═══ TASK DATA ═══

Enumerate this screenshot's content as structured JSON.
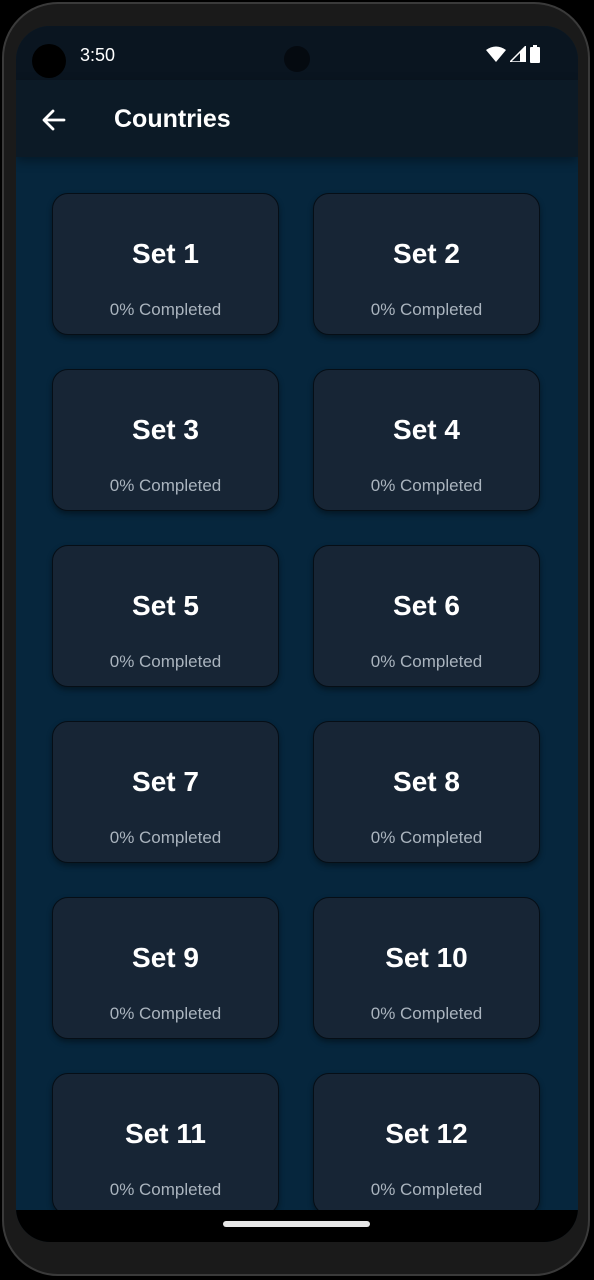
{
  "status_bar": {
    "time": "3:50",
    "icons": [
      "wifi-icon",
      "signal-icon",
      "battery-icon"
    ]
  },
  "app_bar": {
    "title": "Countries",
    "back_icon": "arrow-left-icon"
  },
  "sets": [
    {
      "name": "Set 1",
      "progress": "0% Completed"
    },
    {
      "name": "Set 2",
      "progress": "0% Completed"
    },
    {
      "name": "Set 3",
      "progress": "0% Completed"
    },
    {
      "name": "Set 4",
      "progress": "0% Completed"
    },
    {
      "name": "Set 5",
      "progress": "0% Completed"
    },
    {
      "name": "Set 6",
      "progress": "0% Completed"
    },
    {
      "name": "Set 7",
      "progress": "0% Completed"
    },
    {
      "name": "Set 8",
      "progress": "0% Completed"
    },
    {
      "name": "Set 9",
      "progress": "0% Completed"
    },
    {
      "name": "Set 10",
      "progress": "0% Completed"
    },
    {
      "name": "Set 11",
      "progress": "0% Completed"
    },
    {
      "name": "Set 12",
      "progress": "0% Completed"
    }
  ],
  "colors": {
    "background": "#06263d",
    "card": "#172535",
    "app_bar": "#0c1a26"
  }
}
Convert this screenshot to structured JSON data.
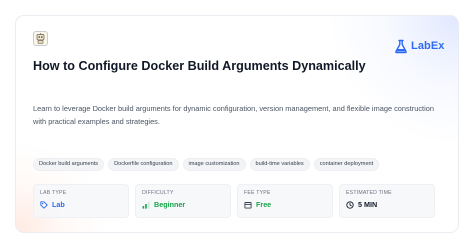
{
  "brand": {
    "name": "LabEx",
    "color": "#2e6bf0",
    "icon": "flask-icon"
  },
  "title": "How to Configure Docker Build Arguments Dynamically",
  "description": "Learn to leverage Docker build arguments for dynamic configuration, version management, and flexible image construction with practical examples and strategies.",
  "tags": [
    "Docker build arguments",
    "Dockerfile configuration",
    "image customization",
    "build-time variables",
    "container deployment"
  ],
  "info": {
    "lab_type": {
      "label": "LAB TYPE",
      "value": "Lab",
      "icon": "tag-icon",
      "color": "#2e6bf0"
    },
    "difficulty": {
      "label": "DIFFICULTY",
      "value": "Beginner",
      "icon": "signal-icon",
      "color": "#16a34a"
    },
    "fee_type": {
      "label": "FEE TYPE",
      "value": "Free",
      "icon": "box-icon",
      "color": "#16a34a"
    },
    "estimated_time": {
      "label": "ESTIMATED TIME",
      "value": "5 MIN",
      "icon": "clock-icon",
      "color": "#111827"
    }
  }
}
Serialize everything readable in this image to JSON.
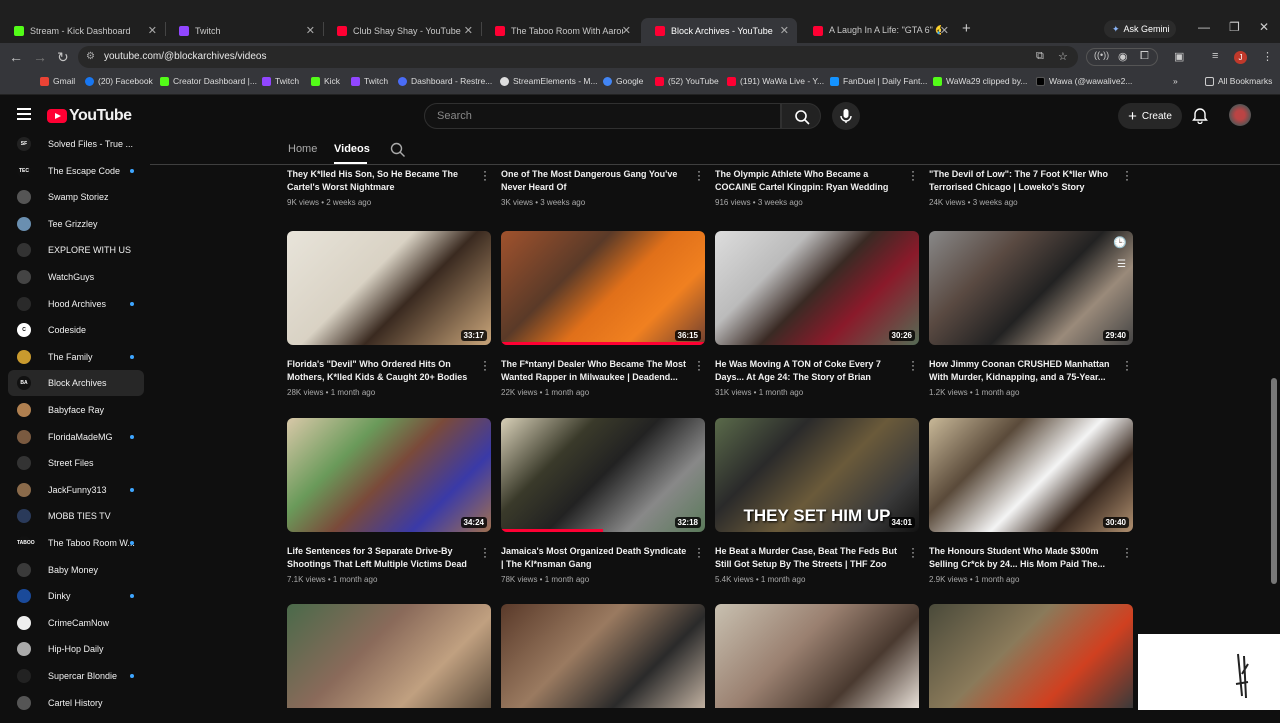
{
  "browser": {
    "tabs": [
      {
        "label": "Stream - Kick Dashboard",
        "color": "#53fc18"
      },
      {
        "label": "Twitch",
        "color": "#9146ff"
      },
      {
        "label": "Club Shay Shay - YouTube",
        "color": "#ff0033"
      },
      {
        "label": "The Taboo Room With Aaron S",
        "color": "#ff0033"
      },
      {
        "label": "Block Archives - YouTube",
        "color": "#ff0033"
      },
      {
        "label": "A Laugh In A Life: \"GTA 6\" 🤣",
        "color": "#ff0033"
      }
    ],
    "ask_gemini": "Ask Gemini",
    "url": "youtube.com/@blockarchives/videos",
    "profile_initial": "J",
    "bookmarks": [
      {
        "label": "Gmail",
        "color": "#ea4335"
      },
      {
        "label": "(20) Facebook",
        "color": "#1877f2"
      },
      {
        "label": "Creator Dashboard |...",
        "color": "#53fc18"
      },
      {
        "label": "Twitch",
        "color": "#9146ff"
      },
      {
        "label": "Kick",
        "color": "#53fc18"
      },
      {
        "label": "Twitch",
        "color": "#9146ff"
      },
      {
        "label": "Dashboard - Restre...",
        "color": "#4a6cf7"
      },
      {
        "label": "StreamElements - M...",
        "color": "#dddddd"
      },
      {
        "label": "Google",
        "color": "#4285f4"
      },
      {
        "label": "(52) YouTube",
        "color": "#ff0033"
      },
      {
        "label": "(191) WaWa Live - Y...",
        "color": "#ff0033"
      },
      {
        "label": "FanDuel | Daily Fant...",
        "color": "#1493ff"
      },
      {
        "label": "WaWa29 clipped by...",
        "color": "#53fc18"
      },
      {
        "label": "Wawa (@wawalive2...",
        "color": "#000000"
      }
    ],
    "all_bookmarks": "All Bookmarks"
  },
  "header": {
    "logo_text": "YouTube",
    "search_placeholder": "Search",
    "create_label": "Create"
  },
  "sidebar": {
    "items": [
      {
        "label": "Solved Files - True ...",
        "badge": "SF",
        "color": "#222",
        "dot": false
      },
      {
        "label": "The Escape Code",
        "badge": "TEC",
        "color": "#111",
        "dot": true
      },
      {
        "label": "Swamp Storiez",
        "badge": "",
        "color": "#555",
        "dot": false
      },
      {
        "label": "Tee Grizzley",
        "badge": "",
        "color": "#6a8fb0",
        "dot": false
      },
      {
        "label": "EXPLORE WITH US",
        "badge": "",
        "color": "#333",
        "dot": false
      },
      {
        "label": "WatchGuys",
        "badge": "",
        "color": "#444",
        "dot": false
      },
      {
        "label": "Hood Archives",
        "badge": "",
        "color": "#2a2a2a",
        "dot": true
      },
      {
        "label": "Codeside",
        "badge": "C",
        "color": "#fff",
        "dot": false
      },
      {
        "label": "The Family",
        "badge": "",
        "color": "#c99a2e",
        "dot": true
      },
      {
        "label": "Block Archives",
        "badge": "BA",
        "color": "#111",
        "dot": false
      },
      {
        "label": "Babyface Ray",
        "badge": "",
        "color": "#b08050",
        "dot": false
      },
      {
        "label": "FloridaMadeMG",
        "badge": "",
        "color": "#7a5a40",
        "dot": true
      },
      {
        "label": "Street Files",
        "badge": "",
        "color": "#333",
        "dot": false
      },
      {
        "label": "JackFunny313",
        "badge": "",
        "color": "#8a6a4a",
        "dot": true
      },
      {
        "label": "MOBB TIES TV",
        "badge": "",
        "color": "#2a3a5a",
        "dot": false
      },
      {
        "label": "The Taboo Room W...",
        "badge": "TABOO",
        "color": "#111",
        "dot": true
      },
      {
        "label": "Baby Money",
        "badge": "",
        "color": "#3a3a3a",
        "dot": false
      },
      {
        "label": "Dinky",
        "badge": "",
        "color": "#1a4a9a",
        "dot": true
      },
      {
        "label": "CrimeCamNow",
        "badge": "",
        "color": "#eee",
        "dot": false
      },
      {
        "label": "Hip-Hop Daily",
        "badge": "",
        "color": "#aaa",
        "dot": false
      },
      {
        "label": "Supercar Blondie",
        "badge": "",
        "color": "#222",
        "dot": true
      },
      {
        "label": "Cartel History",
        "badge": "",
        "color": "#555",
        "dot": false
      }
    ]
  },
  "channel_tabs": {
    "home": "Home",
    "videos": "Videos"
  },
  "videos_top_row": [
    {
      "title": "They K*lled His Son, So He Became The Cartel's Worst Nightmare",
      "meta": "9K views • 2 weeks ago"
    },
    {
      "title": "One of The Most Dangerous Gang You've Never Heard Of",
      "meta": "3K views • 3 weeks ago"
    },
    {
      "title": "The Olympic Athlete Who Became a COCAINE Cartel Kingpin: Ryan Wedding",
      "meta": "916 views • 3 weeks ago"
    },
    {
      "title": "\"The Devil of Low\": The 7 Foot K*ller Who Terrorised Chicago | Loweko's Story",
      "meta": "24K views • 3 weeks ago"
    }
  ],
  "videos_row2": [
    {
      "title": "Florida's \"Devil\" Who Ordered Hits On Mothers, K*lled Kids & Caught 20+ Bodies |...",
      "meta": "28K views • 1 month ago",
      "duration": "33:17",
      "progress": 0,
      "bg": "linear-gradient(135deg,#e8e4da 0%,#d9d2c4 40%,#3a2a20 60%,#c9a57a 100%)"
    },
    {
      "title": "The F*ntanyl Dealer Who Became The Most Wanted Rapper in Milwaukee | Deadend...",
      "meta": "22K views • 1 month ago",
      "duration": "36:15",
      "progress": 1.0,
      "bg": "linear-gradient(135deg,#a0522d 0%,#5a3a28 35%,#e0701a 55%,#f08020 75%,#704030 100%)"
    },
    {
      "title": "He Was Moving A TON of Coke Every 7 Days... At Age 24: The Story of Brian Bennett",
      "meta": "31K views • 1 month ago",
      "duration": "30:26",
      "progress": 0,
      "bg": "linear-gradient(135deg,#ddd 0%,#bbb 30%,#3a2a24 50%,#8a1a2a 70%,#556b55 100%)"
    },
    {
      "title": "How Jimmy Coonan CRUSHED Manhattan With Murder, Kidnapping, and a 75-Year...",
      "meta": "1.2K views • 1 month ago",
      "duration": "29:40",
      "progress": 0,
      "bg": "linear-gradient(135deg,#888 0%,#5a4a42 30%,#222 55%,#9a8a7a 75%,#444 100%)"
    }
  ],
  "videos_row3": [
    {
      "title": "Life Sentences for 3 Separate Drive-By Shootings That Left Multiple Victims Dead i...",
      "meta": "7.1K views • 1 month ago",
      "duration": "34:24",
      "progress": 0,
      "bg": "linear-gradient(135deg,#d8c8a8 0%,#6a9a5a 30%,#7a4a3a 50%,#3a3aa8 75%,#a07050 100%)"
    },
    {
      "title": "Jamaica's Most Organized Death Syndicate | The Kl*nsman Gang",
      "meta": "78K views • 1 month ago",
      "duration": "32:18",
      "progress": 0.5,
      "bg": "linear-gradient(135deg,#d8d0b8 0%,#3a3a2a 30%,#222 50%,#888 75%,#5a7a5a 100%)"
    },
    {
      "title": "He Beat a Murder Case, Beat The Feds But Still Got Setup By The Streets | THF Zoo",
      "meta": "5.4K views • 1 month ago",
      "duration": "34:01",
      "progress": 0,
      "bg": "linear-gradient(135deg,#5a6a4a 0%,#2a2a2a 30%,#6a5a3a 55%,#3a3a3a 80%,#111 100%)",
      "overlay": "THEY SET HIM UP"
    },
    {
      "title": "The Honours Student Who Made $300m Selling Cr*ck by 24... His Mom Paid The...",
      "meta": "2.9K views • 1 month ago",
      "duration": "30:40",
      "progress": 0,
      "bg": "linear-gradient(135deg,#c8b898 0%,#5a4a3a 30%,#f4f4f4 55%,#3a2a20 75%,#b09070 100%)"
    }
  ],
  "videos_row4": [
    {
      "bg": "linear-gradient(135deg,#4a6a4a 0%,#8a6a5a 40%,#c0a080 70%,#5a4a3a 100%)"
    },
    {
      "bg": "linear-gradient(135deg,#5a3a2a 0%,#9a7a60 40%,#2a2a2a 70%,#c0b0a0 100%)"
    },
    {
      "bg": "linear-gradient(135deg,#c8c0b0 0%,#9a8070 40%,#4a3a30 70%,#e8e0d8 100%)"
    },
    {
      "bg": "linear-gradient(135deg,#4a4a3a 0%,#8a7a5a 40%,#d04020 70%,#3a3a3a 100%)"
    }
  ]
}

═══

Search the listing for the word "screenshot". Copy every line in which it occurs.

→ REPLY TO THE TASK:
Enumerate this screenshot's content as structured JSON.
Convert this screenshot to structured JSON data.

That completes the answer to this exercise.